> _Written task_
Using the entries that follow, collect the lines where the word "cycles" appears.

> _Extracted data_
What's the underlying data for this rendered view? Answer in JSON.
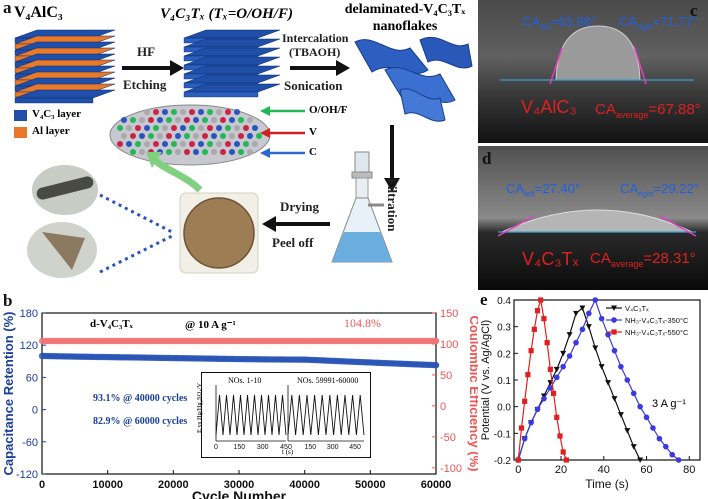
{
  "panel_a": {
    "label": "a",
    "mat1": "V₄AlC₃",
    "mat2": "V₄C₃Tₓ (Tₓ=O/OH/F)",
    "mat3_line1": "delaminated-V₄C₃Tₓ",
    "mat3_line2": "nanoflakes",
    "hf": "HF",
    "etching": "Etching",
    "intercalation": "Intercalation",
    "tbaoh": "(TBAOH)",
    "sonication": "Sonication",
    "legend_v4c3": "V₄C₃ layer",
    "legend_al": "Al layer",
    "label_ooh": "O/OH/F",
    "label_v": "V",
    "label_c": "C",
    "filtration": "Filtration",
    "drying": "Drying",
    "peel_off": "Peel off",
    "colors": {
      "v4c3_layer": "#1f4fa8",
      "al_layer": "#e8792a"
    }
  },
  "panel_b": {
    "label": "b",
    "sample_label": "d-V₄C₃Tₓ",
    "rate_label": "@ 10 A g⁻¹",
    "ce_label": "104.8%",
    "ret1": "93.1% @ 40000 cycles",
    "ret2": "82.9% @ 60000 cycles",
    "inset_left_title": "NOs. 1-10",
    "inset_right_title": "NOs. 59991-60000",
    "inset_ylabel": "E vs Hg/Hg₂SO₄/V",
    "inset_xlabel": "t (s)",
    "inset_left_ticks": [
      "0",
      "150",
      "300",
      "450"
    ],
    "inset_right_ticks": [
      "150",
      "300",
      "450"
    ]
  },
  "panel_c": {
    "label": "c",
    "ca_left": "CA",
    "ca_left_sub": "left",
    "ca_left_val": "=63.98°",
    "ca_right": "CA",
    "ca_right_sub": "right",
    "ca_right_val": "=71.77°",
    "material": "V₄AlC₃",
    "ca_avg": "CA",
    "ca_avg_sub": "average",
    "ca_avg_val": "=67.88°"
  },
  "panel_d": {
    "label": "d",
    "ca_left": "CA",
    "ca_left_sub": "left",
    "ca_left_val": "=27.40°",
    "ca_right": "CA",
    "ca_right_sub": "right",
    "ca_right_val": "=29.22°",
    "material": "V₄C₃Tₓ",
    "ca_avg": "CA",
    "ca_avg_sub": "average",
    "ca_avg_val": "=28.31°"
  },
  "panel_e": {
    "label": "e",
    "rate": "3 A g⁻¹"
  },
  "chart_data": [
    {
      "type": "scatter",
      "panel": "b",
      "xlabel": "Cycle Number",
      "ylabel": "Capacitance Retention (%)",
      "y2label": "Coulombic Efficiency (%)",
      "xlim": [
        0,
        60000
      ],
      "ylim": [
        -120,
        180
      ],
      "y2lim": [
        -110,
        150
      ],
      "xticks": [
        "0",
        "10000",
        "20000",
        "30000",
        "40000",
        "50000",
        "60000"
      ],
      "yticks": [
        "-120",
        "-60",
        "0",
        "60",
        "120",
        "180"
      ],
      "y2ticks": [
        "-100",
        "-50",
        "0",
        "50",
        "100",
        "150"
      ],
      "series": [
        {
          "axis": "left",
          "color": "#2a55b5",
          "x": [
            0,
            2000,
            4000,
            6000,
            8000,
            10000,
            12000,
            14000,
            16000,
            18000,
            20000,
            22000,
            24000,
            26000,
            28000,
            30000,
            32000,
            34000,
            36000,
            38000,
            40000,
            42000,
            44000,
            46000,
            48000,
            50000,
            52000,
            54000,
            56000,
            58000,
            60000
          ],
          "y": [
            100,
            99.5,
            99,
            98.6,
            98.2,
            97.9,
            97.5,
            97.2,
            96.8,
            96.4,
            96,
            95.7,
            95.3,
            94.9,
            94.5,
            94.2,
            93.9,
            93.6,
            93.4,
            93.2,
            93.1,
            92.1,
            91.0,
            89.9,
            88.9,
            87.8,
            86.8,
            85.8,
            84.8,
            83.8,
            82.9
          ]
        },
        {
          "axis": "right",
          "color": "#f07575",
          "x": [
            0,
            2000,
            4000,
            6000,
            8000,
            10000,
            12000,
            14000,
            16000,
            18000,
            20000,
            22000,
            24000,
            26000,
            28000,
            30000,
            32000,
            34000,
            36000,
            38000,
            40000,
            42000,
            44000,
            46000,
            48000,
            50000,
            52000,
            54000,
            56000,
            58000,
            60000
          ],
          "y": [
            104.8,
            104.8,
            104.8,
            104.8,
            104.8,
            104.8,
            104.8,
            104.8,
            104.8,
            104.8,
            104.8,
            104.8,
            104.8,
            104.8,
            104.8,
            104.8,
            104.8,
            104.8,
            104.8,
            104.8,
            104.8,
            104.8,
            104.8,
            104.8,
            104.8,
            104.8,
            104.8,
            104.8,
            104.8,
            104.8,
            104.8
          ]
        }
      ]
    },
    {
      "type": "line",
      "panel": "e",
      "xlabel": "Time (s)",
      "ylabel": "Potential (V vs. Ag/AgCl)",
      "xlim": [
        -2,
        85
      ],
      "ylim": [
        -0.2,
        0.4
      ],
      "xticks": [
        "0",
        "20",
        "40",
        "60",
        "80"
      ],
      "yticks": [
        "-0.2",
        "-0.1",
        "0.0",
        "0.1",
        "0.2",
        "0.3",
        "0.4"
      ],
      "series": [
        {
          "name": "V₄C₃Tₓ",
          "color": "#111111",
          "marker": "triangle-down",
          "x": [
            0,
            3,
            6,
            9,
            12,
            15,
            18,
            21,
            24,
            27,
            30,
            33,
            36,
            39,
            42,
            45,
            48,
            51,
            54,
            57
          ],
          "y": [
            -0.2,
            -0.12,
            -0.06,
            -0.01,
            0.04,
            0.09,
            0.14,
            0.2,
            0.27,
            0.35,
            0.37,
            0.3,
            0.22,
            0.15,
            0.09,
            0.03,
            -0.03,
            -0.09,
            -0.15,
            -0.2
          ]
        },
        {
          "name": "NH₃-V₄C₃Tₓ-350°C",
          "color": "#3a3ae0",
          "marker": "circle",
          "x": [
            0,
            3,
            6,
            9,
            12,
            15,
            18,
            21,
            24,
            27,
            30,
            33,
            36,
            39,
            42,
            45,
            48,
            51,
            54,
            57,
            60,
            63,
            66,
            69,
            72,
            75
          ],
          "y": [
            -0.2,
            -0.12,
            -0.06,
            -0.01,
            0.03,
            0.07,
            0.11,
            0.15,
            0.19,
            0.24,
            0.29,
            0.35,
            0.4,
            0.33,
            0.27,
            0.21,
            0.15,
            0.1,
            0.05,
            0.0,
            -0.04,
            -0.08,
            -0.12,
            -0.15,
            -0.18,
            -0.2
          ]
        },
        {
          "name": "NH₃-V₄C₃Tₓ-550°C",
          "color": "#e02020",
          "marker": "square",
          "x": [
            0,
            1.5,
            3,
            4.5,
            6,
            7.5,
            9,
            10.5,
            12,
            13.5,
            15,
            16.5,
            18,
            19.5,
            21,
            22.5
          ],
          "y": [
            -0.2,
            -0.08,
            0.02,
            0.12,
            0.21,
            0.29,
            0.36,
            0.4,
            0.33,
            0.24,
            0.14,
            0.05,
            -0.04,
            -0.11,
            -0.17,
            -0.2
          ]
        }
      ]
    }
  ]
}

> _Problem solution_
    "ret1": "93.1% @ 40000 cycles",
    "ret2": "82.9% @ 60000 cycles",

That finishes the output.